:: TEKS HASIL EKSTRAKSI

Dr. Ahmad Marzuki, M.Ag : Rutinitas Polemik Selamat NATARU
Yudharta.ac.id-Seperti kaset lama diputar kembali dan tidak ada bosan-bosannya memunculkan perdebatan hukum selamat natal dan tahun baru di setiap bulan desember. Capek dech.., hehe
‘Tetangga sebelah’ sudah berfikir tentang revolusi industri 5.0, sudah berfikir bagaimana hidup di planet selain bumi untuk kebutuhan masa depan, sementara sebagian warga +62 ‘pentol korek’ masih sibuk dengan polemik ucapan selamat nataru yang tak berujung hehe. Buang2 energi bro..
Para ulama sudah selesai berijtihad tentang hal tersebut sejak dulu kala. Hasilnya, ada yang mengharamkan ada pula yang membolehkan (mubah) dengan dalil yang dapat dipertanggung jawabkan dari sumber otoritatif.

::::
:: DAFTAR MATERI

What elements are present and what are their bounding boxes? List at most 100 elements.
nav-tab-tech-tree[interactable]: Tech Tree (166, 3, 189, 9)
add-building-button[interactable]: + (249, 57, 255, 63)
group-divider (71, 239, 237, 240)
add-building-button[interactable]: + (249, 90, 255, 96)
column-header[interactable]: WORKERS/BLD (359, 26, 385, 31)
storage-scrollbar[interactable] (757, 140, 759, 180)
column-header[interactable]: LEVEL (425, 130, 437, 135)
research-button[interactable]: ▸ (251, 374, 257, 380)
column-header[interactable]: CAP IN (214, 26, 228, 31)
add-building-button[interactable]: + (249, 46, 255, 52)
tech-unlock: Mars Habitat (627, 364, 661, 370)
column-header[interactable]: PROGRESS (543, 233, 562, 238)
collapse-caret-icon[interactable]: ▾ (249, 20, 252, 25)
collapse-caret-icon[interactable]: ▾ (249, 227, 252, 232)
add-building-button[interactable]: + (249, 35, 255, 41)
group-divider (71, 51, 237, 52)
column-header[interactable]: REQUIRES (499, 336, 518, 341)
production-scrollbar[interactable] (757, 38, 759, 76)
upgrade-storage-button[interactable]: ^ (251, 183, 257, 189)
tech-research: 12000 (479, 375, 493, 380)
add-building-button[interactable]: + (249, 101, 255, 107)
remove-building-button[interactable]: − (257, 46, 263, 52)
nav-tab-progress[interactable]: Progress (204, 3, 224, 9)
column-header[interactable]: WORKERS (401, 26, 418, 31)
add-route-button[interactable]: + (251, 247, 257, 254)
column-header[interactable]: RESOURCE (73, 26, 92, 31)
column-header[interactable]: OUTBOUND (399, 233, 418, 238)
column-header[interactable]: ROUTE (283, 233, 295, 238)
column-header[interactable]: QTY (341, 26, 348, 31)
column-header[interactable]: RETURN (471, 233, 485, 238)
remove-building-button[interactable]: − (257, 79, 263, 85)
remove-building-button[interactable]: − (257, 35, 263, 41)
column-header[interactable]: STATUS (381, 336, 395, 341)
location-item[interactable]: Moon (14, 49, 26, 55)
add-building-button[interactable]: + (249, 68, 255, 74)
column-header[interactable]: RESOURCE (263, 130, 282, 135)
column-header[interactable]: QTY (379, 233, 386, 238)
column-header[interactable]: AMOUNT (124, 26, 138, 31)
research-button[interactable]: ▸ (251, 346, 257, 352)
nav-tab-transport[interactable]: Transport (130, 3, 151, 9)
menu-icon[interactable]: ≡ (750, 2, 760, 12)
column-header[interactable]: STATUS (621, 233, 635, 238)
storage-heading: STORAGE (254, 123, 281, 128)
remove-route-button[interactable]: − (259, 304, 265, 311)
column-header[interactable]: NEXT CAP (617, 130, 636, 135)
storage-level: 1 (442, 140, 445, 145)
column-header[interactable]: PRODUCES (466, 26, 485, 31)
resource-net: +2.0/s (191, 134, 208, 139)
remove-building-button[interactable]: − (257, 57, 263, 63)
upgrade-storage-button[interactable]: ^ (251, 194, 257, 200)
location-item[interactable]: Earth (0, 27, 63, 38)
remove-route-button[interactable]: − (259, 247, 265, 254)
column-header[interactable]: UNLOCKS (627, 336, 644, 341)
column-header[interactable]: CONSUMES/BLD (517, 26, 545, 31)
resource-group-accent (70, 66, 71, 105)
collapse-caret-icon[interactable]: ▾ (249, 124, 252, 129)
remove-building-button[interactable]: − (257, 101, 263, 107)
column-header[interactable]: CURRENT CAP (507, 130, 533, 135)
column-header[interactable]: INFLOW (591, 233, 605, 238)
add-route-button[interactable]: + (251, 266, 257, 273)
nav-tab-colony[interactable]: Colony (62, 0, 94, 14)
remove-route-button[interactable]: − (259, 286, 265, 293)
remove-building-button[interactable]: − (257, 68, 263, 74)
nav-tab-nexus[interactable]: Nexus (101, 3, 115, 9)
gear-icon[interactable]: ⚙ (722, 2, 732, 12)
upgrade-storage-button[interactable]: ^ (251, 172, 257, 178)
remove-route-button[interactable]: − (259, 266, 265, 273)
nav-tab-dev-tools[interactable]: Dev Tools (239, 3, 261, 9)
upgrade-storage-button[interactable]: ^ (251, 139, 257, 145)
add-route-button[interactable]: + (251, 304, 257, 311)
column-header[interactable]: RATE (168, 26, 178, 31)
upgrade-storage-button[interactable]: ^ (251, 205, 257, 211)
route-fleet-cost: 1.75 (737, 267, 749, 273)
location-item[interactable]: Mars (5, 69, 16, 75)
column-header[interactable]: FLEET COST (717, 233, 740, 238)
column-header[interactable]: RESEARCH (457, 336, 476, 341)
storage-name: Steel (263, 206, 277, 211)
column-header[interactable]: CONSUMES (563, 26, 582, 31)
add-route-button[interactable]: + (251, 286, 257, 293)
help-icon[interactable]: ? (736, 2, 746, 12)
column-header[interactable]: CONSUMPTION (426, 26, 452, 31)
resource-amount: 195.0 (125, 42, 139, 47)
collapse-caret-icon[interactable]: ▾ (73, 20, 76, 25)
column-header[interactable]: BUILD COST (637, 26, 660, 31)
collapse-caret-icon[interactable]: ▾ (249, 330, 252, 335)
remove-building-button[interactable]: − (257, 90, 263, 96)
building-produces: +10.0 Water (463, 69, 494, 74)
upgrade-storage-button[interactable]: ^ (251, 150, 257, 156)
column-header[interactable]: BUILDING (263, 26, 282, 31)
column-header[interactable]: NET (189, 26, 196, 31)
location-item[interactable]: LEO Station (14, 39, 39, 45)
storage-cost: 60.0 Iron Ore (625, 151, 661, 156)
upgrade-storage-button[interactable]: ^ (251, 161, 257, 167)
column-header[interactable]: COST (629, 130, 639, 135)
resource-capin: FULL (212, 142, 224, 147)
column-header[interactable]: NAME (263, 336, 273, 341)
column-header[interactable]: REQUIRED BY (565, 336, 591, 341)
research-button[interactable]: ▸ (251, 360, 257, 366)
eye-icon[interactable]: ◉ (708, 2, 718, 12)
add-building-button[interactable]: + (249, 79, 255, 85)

::::

▶ [INSTRUKSI]: Salin dengan persis bagian teks hasil ekstraksi, mulai dari "Dr. Ahmad Marzuki, M.Ag" dan berakhir pada "dari sumber otoritatif.".

▶ [HASIL]:
Dr. Ahmad Marzuki, M.Ag : Rutinitas Polemik Selamat NATARU
Yudharta.ac.id-Seperti kaset lama diputar kembali dan tidak ada bosan-bosannya memunculkan perdebatan hukum selamat natal dan tahun baru di setiap bulan desember. Capek dech.., hehe
‘Tetangga sebelah’ sudah berfikir tentang revolusi industri 5.0, sudah berfikir bagaimana hidup di planet selain bumi untuk kebutuhan masa depan, sementara sebagian warga +62 ‘pentol korek’ masih sibuk dengan polemik ucapan selamat nataru yang tak berujung hehe. Buang2 energi bro..
Para ulama sudah selesai berijtihad tentang hal tersebut sejak dulu kala. Hasilnya, ada yang mengharamkan ada pula yang membolehkan (mubah) dengan dalil yang dapat dipertanggung jawabkan dari sumber otoritatif.